Copy out all lines where "right" appears.

▶ _Data provided_:
══════════

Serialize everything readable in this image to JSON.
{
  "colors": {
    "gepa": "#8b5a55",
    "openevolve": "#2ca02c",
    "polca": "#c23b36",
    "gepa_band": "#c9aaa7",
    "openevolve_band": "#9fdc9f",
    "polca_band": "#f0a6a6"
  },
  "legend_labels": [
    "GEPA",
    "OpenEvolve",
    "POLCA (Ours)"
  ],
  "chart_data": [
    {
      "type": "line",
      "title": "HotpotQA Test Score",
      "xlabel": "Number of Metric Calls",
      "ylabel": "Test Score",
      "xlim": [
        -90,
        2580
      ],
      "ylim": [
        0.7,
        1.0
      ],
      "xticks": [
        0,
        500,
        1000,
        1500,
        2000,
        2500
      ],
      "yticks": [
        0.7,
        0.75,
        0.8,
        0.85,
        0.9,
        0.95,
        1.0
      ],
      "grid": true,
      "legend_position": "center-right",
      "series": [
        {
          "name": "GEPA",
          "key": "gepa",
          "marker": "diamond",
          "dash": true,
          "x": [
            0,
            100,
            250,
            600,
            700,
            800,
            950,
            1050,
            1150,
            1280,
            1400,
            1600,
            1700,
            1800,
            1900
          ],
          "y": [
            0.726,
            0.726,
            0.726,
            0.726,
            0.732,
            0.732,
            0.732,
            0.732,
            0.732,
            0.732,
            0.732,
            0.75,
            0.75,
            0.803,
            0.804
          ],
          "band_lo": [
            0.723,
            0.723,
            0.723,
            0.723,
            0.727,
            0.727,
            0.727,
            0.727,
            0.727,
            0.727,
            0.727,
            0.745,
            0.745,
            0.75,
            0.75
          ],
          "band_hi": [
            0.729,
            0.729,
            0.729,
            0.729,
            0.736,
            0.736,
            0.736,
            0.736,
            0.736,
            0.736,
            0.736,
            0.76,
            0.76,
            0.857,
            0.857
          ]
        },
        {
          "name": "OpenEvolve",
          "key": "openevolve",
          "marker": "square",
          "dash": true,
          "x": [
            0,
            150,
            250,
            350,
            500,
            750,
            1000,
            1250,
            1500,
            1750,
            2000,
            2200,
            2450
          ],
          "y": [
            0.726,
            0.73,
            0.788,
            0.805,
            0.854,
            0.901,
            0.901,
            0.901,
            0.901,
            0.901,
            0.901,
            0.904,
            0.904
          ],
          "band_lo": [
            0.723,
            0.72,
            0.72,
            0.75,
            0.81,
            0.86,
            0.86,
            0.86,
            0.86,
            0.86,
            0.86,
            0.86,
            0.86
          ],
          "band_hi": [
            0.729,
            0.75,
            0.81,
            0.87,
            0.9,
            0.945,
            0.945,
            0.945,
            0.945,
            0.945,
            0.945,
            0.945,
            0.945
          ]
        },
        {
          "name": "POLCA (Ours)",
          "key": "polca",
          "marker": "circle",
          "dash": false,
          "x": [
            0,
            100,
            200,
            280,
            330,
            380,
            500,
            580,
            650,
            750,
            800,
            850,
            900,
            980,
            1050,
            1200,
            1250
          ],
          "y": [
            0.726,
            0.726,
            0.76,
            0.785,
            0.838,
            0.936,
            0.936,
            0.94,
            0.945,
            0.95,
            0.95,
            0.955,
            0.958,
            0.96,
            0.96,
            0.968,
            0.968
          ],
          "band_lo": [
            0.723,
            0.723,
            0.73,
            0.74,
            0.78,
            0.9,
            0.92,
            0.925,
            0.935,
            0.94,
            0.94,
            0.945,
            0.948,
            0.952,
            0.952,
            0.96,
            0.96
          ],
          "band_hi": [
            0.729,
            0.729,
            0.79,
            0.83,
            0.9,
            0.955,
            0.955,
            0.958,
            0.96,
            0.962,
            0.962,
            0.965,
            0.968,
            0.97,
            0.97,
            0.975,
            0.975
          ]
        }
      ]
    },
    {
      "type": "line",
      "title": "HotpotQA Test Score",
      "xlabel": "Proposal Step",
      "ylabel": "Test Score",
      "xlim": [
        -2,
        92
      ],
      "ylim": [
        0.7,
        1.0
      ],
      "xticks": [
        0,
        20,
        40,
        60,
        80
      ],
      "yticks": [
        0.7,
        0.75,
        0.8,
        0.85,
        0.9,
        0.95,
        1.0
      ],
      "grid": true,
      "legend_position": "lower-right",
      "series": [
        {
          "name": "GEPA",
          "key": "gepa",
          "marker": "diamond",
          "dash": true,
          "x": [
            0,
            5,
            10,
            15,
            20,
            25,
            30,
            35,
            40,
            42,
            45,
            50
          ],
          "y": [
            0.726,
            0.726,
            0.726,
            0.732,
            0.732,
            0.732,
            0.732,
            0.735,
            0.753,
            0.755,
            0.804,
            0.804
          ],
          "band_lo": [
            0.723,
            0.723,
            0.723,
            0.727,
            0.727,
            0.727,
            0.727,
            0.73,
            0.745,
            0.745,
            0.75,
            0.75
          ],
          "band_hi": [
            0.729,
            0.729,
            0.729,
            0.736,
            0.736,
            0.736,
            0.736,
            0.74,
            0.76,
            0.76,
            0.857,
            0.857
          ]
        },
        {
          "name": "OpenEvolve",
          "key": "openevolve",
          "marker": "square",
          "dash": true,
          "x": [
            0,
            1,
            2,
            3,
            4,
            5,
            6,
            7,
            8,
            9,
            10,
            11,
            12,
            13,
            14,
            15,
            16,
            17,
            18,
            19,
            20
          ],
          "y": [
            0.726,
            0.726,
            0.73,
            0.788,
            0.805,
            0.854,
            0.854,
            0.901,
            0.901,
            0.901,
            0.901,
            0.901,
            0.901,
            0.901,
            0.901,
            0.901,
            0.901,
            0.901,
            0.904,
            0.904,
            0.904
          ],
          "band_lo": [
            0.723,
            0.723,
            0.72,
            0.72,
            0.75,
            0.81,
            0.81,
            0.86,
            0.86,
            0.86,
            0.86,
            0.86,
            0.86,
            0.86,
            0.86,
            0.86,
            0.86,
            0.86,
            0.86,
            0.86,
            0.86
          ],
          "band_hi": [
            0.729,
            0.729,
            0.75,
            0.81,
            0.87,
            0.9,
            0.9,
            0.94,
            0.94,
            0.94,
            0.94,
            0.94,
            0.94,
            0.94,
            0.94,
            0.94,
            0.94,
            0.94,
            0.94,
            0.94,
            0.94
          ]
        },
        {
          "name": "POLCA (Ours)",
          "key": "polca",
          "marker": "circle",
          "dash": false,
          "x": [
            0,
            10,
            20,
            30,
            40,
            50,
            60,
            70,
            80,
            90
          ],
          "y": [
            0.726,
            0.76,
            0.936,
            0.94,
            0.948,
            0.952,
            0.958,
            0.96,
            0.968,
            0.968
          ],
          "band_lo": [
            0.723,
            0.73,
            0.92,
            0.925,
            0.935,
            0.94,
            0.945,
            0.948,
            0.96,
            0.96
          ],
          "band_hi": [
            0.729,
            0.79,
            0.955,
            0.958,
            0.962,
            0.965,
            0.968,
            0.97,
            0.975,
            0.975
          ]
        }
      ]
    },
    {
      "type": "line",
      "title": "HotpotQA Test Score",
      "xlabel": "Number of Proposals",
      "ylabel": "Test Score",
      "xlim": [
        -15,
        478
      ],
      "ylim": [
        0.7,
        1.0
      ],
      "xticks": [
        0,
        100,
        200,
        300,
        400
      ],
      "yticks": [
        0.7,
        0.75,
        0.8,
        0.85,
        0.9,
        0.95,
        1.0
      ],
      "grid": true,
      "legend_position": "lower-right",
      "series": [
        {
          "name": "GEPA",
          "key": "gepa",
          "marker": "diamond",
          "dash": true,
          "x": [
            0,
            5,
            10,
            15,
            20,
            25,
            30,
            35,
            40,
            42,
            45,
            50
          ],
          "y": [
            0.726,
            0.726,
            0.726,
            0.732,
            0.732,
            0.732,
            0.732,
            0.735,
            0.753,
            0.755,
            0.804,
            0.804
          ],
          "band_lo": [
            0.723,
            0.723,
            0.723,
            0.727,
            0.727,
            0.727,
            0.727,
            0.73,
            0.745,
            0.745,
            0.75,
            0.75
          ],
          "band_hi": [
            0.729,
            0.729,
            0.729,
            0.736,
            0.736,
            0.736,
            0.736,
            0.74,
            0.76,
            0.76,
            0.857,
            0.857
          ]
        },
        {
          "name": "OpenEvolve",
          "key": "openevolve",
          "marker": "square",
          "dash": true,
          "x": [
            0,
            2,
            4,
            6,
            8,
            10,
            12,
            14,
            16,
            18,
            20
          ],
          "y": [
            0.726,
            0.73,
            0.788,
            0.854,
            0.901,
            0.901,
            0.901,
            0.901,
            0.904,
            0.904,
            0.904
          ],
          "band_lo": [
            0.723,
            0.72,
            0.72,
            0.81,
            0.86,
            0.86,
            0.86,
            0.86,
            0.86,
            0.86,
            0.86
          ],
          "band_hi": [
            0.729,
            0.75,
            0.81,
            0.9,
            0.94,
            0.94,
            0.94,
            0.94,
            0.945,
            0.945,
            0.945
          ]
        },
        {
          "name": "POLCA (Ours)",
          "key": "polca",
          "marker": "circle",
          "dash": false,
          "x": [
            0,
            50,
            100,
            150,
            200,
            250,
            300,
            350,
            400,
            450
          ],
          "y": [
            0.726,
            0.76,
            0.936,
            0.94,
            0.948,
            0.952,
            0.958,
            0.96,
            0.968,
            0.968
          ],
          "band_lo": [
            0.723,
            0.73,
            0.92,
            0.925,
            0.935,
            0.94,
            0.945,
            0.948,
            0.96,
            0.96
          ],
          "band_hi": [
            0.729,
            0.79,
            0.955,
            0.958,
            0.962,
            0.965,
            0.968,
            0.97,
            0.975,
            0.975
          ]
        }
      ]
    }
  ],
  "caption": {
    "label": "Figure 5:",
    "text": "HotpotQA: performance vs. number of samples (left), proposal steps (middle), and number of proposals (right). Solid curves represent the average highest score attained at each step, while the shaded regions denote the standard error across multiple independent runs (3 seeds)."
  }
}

══════════

▶ _Completed task_:
      "legend_position": "center-right",
      "legend_position": "lower-right",
      "legend_position": "lower-right",
    "text": "HotpotQA: performance vs. number of samples (left), proposal steps (middle), and number of proposals (right). Solid curves represent the average highest score attained at each step, while the shaded regions denote the standard error across multiple independent runs (3 seeds)."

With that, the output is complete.